— Start Material supplied —

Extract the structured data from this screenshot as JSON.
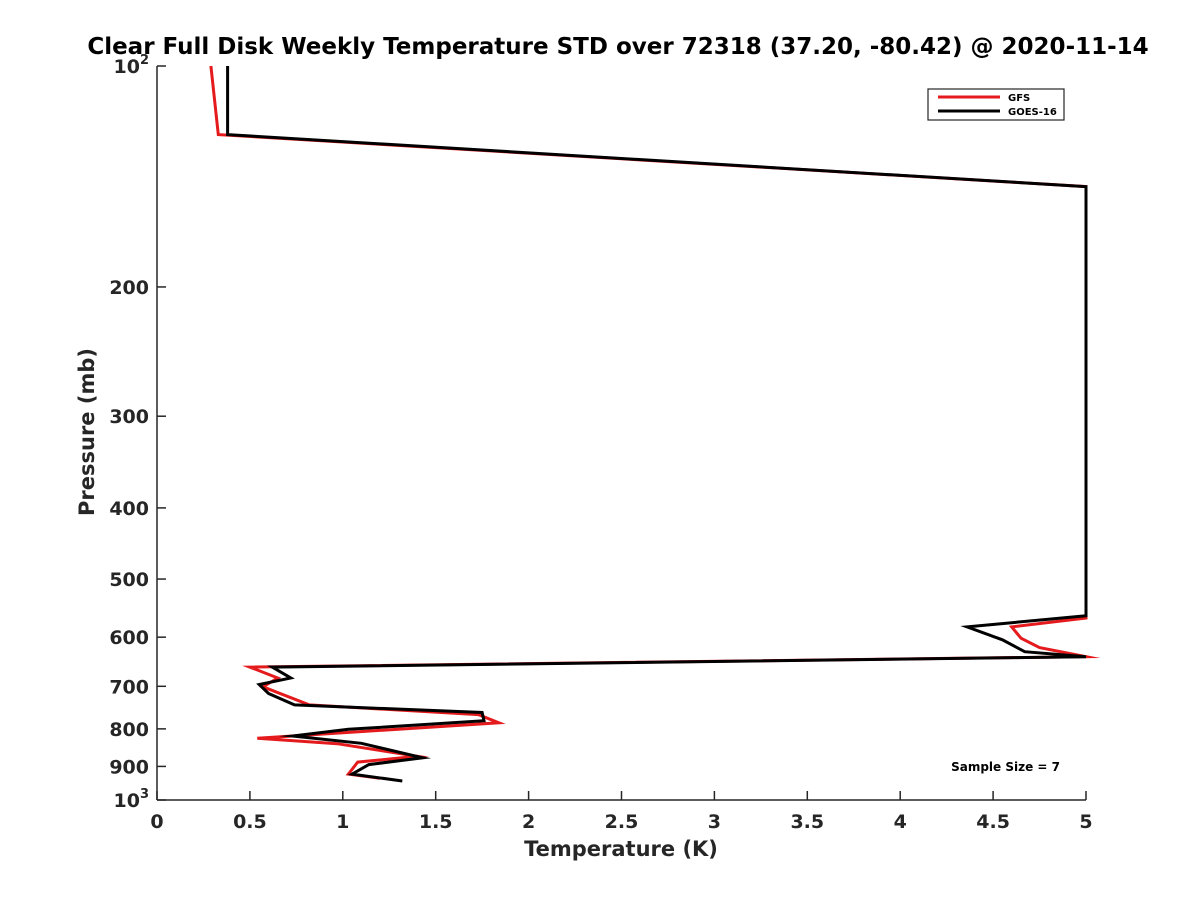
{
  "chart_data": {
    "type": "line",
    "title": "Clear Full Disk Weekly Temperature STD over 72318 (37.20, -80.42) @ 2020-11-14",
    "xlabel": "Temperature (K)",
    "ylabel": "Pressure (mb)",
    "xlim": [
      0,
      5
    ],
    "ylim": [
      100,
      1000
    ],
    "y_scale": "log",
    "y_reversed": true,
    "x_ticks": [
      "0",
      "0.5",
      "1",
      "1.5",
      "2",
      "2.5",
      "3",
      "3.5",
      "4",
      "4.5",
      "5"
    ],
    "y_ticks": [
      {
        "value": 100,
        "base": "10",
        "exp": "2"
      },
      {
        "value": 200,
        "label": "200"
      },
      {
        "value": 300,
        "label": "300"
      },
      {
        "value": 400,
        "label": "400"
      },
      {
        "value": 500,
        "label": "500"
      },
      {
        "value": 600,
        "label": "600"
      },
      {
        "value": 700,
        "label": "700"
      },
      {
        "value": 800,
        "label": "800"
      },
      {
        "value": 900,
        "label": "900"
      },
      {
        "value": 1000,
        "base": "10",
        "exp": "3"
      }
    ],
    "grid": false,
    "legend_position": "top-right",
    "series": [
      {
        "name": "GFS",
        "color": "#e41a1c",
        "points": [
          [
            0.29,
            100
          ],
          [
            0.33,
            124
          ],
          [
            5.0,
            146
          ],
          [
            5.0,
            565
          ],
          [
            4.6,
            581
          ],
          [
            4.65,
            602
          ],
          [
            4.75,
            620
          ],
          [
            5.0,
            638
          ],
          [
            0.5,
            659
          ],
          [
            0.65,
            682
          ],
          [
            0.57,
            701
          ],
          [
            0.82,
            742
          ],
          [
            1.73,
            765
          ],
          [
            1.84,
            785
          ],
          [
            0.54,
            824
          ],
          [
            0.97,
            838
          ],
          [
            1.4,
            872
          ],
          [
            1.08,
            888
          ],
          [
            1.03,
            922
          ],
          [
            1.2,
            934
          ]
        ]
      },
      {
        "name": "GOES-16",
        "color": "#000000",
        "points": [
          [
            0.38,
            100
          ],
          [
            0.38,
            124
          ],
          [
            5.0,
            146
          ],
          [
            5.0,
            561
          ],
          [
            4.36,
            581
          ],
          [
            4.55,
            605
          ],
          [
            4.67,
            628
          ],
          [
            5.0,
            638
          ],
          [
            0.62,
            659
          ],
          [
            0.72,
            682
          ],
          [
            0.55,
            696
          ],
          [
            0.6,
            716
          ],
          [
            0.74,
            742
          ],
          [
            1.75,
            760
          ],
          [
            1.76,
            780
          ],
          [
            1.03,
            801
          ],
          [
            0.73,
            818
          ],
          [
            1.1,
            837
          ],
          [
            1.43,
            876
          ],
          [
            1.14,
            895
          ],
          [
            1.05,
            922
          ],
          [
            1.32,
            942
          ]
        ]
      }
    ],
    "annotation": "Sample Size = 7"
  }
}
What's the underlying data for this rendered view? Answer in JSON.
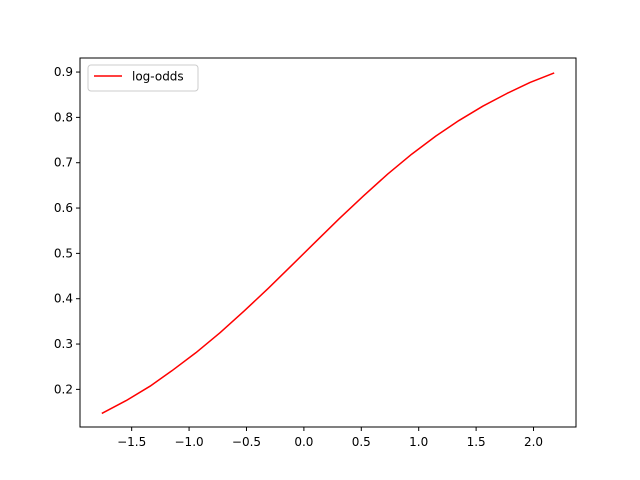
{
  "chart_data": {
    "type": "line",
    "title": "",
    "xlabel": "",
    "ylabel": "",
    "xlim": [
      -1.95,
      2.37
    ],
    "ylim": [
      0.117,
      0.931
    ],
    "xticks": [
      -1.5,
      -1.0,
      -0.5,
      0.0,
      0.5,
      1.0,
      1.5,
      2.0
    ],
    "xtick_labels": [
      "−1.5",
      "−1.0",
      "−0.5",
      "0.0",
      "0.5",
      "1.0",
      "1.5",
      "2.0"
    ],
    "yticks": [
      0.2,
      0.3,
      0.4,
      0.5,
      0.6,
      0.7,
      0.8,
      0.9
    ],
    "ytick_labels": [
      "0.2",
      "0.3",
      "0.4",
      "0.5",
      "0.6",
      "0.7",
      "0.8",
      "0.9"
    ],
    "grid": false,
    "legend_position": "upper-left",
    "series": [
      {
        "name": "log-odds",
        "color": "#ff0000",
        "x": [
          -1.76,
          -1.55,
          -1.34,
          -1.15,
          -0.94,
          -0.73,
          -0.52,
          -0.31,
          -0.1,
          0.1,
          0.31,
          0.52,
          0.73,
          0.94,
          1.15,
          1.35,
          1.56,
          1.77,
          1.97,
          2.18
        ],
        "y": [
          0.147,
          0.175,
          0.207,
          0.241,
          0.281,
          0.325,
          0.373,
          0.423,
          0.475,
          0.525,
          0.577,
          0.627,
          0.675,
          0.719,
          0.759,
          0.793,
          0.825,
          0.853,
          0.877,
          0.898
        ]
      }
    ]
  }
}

— End Material supplied —

» What needs to be done
Ignore the images and quote every line of the listing exactly.

» The output
Extract the structured data from this screenshot as JSON.
{
  "chart_data": {
    "type": "line",
    "title": "Clear Full Disk Weekly Temperature STD over 72318 (37.20, -80.42) @ 2020-11-14",
    "xlabel": "Temperature (K)",
    "ylabel": "Pressure (mb)",
    "xlim": [
      0,
      5
    ],
    "ylim": [
      100,
      1000
    ],
    "y_scale": "log",
    "y_reversed": true,
    "x_ticks": [
      "0",
      "0.5",
      "1",
      "1.5",
      "2",
      "2.5",
      "3",
      "3.5",
      "4",
      "4.5",
      "5"
    ],
    "y_ticks": [
      {
        "value": 100,
        "base": "10",
        "exp": "2"
      },
      {
        "value": 200,
        "label": "200"
      },
      {
        "value": 300,
        "label": "300"
      },
      {
        "value": 400,
        "label": "400"
      },
      {
        "value": 500,
        "label": "500"
      },
      {
        "value": 600,
        "label": "600"
      },
      {
        "value": 700,
        "label": "700"
      },
      {
        "value": 800,
        "label": "800"
      },
      {
        "value": 900,
        "label": "900"
      },
      {
        "value": 1000,
        "base": "10",
        "exp": "3"
      }
    ],
    "grid": false,
    "legend_position": "top-right",
    "series": [
      {
        "name": "GFS",
        "color": "#e41a1c",
        "points": [
          [
            0.29,
            100
          ],
          [
            0.33,
            124
          ],
          [
            5.0,
            146
          ],
          [
            5.0,
            565
          ],
          [
            4.6,
            581
          ],
          [
            4.65,
            602
          ],
          [
            4.75,
            620
          ],
          [
            5.0,
            638
          ],
          [
            0.5,
            659
          ],
          [
            0.65,
            682
          ],
          [
            0.57,
            701
          ],
          [
            0.82,
            742
          ],
          [
            1.73,
            765
          ],
          [
            1.84,
            785
          ],
          [
            0.54,
            824
          ],
          [
            0.97,
            838
          ],
          [
            1.4,
            872
          ],
          [
            1.08,
            888
          ],
          [
            1.03,
            922
          ],
          [
            1.2,
            934
          ]
        ]
      },
      {
        "name": "GOES-16",
        "color": "#000000",
        "points": [
          [
            0.38,
            100
          ],
          [
            0.38,
            124
          ],
          [
            5.0,
            146
          ],
          [
            5.0,
            561
          ],
          [
            4.36,
            581
          ],
          [
            4.55,
            605
          ],
          [
            4.67,
            628
          ],
          [
            5.0,
            638
          ],
          [
            0.62,
            659
          ],
          [
            0.72,
            682
          ],
          [
            0.55,
            696
          ],
          [
            0.6,
            716
          ],
          [
            0.74,
            742
          ],
          [
            1.75,
            760
          ],
          [
            1.76,
            780
          ],
          [
            1.03,
            801
          ],
          [
            0.73,
            818
          ],
          [
            1.1,
            837
          ],
          [
            1.43,
            876
          ],
          [
            1.14,
            895
          ],
          [
            1.05,
            922
          ],
          [
            1.32,
            942
          ]
        ]
      }
    ],
    "annotation": "Sample Size = 7"
  }
}
What's the underlying data for this rendered view? Answer in JSON.
{
  "chart_data": {
    "type": "line",
    "title": "",
    "xlabel": "",
    "ylabel": "",
    "xlim": [
      -1.95,
      2.37
    ],
    "ylim": [
      0.117,
      0.931
    ],
    "xticks": [
      -1.5,
      -1.0,
      -0.5,
      0.0,
      0.5,
      1.0,
      1.5,
      2.0
    ],
    "xtick_labels": [
      "−1.5",
      "−1.0",
      "−0.5",
      "0.0",
      "0.5",
      "1.0",
      "1.5",
      "2.0"
    ],
    "yticks": [
      0.2,
      0.3,
      0.4,
      0.5,
      0.6,
      0.7,
      0.8,
      0.9
    ],
    "ytick_labels": [
      "0.2",
      "0.3",
      "0.4",
      "0.5",
      "0.6",
      "0.7",
      "0.8",
      "0.9"
    ],
    "grid": false,
    "legend_position": "upper-left",
    "series": [
      {
        "name": "log-odds",
        "color": "#ff0000",
        "x": [
          -1.76,
          -1.55,
          -1.34,
          -1.15,
          -0.94,
          -0.73,
          -0.52,
          -0.31,
          -0.1,
          0.1,
          0.31,
          0.52,
          0.73,
          0.94,
          1.15,
          1.35,
          1.56,
          1.77,
          1.97,
          2.18
        ],
        "y": [
          0.147,
          0.175,
          0.207,
          0.241,
          0.281,
          0.325,
          0.373,
          0.423,
          0.475,
          0.525,
          0.577,
          0.627,
          0.675,
          0.719,
          0.759,
          0.793,
          0.825,
          0.853,
          0.877,
          0.898
        ]
      }
    ]
  }
}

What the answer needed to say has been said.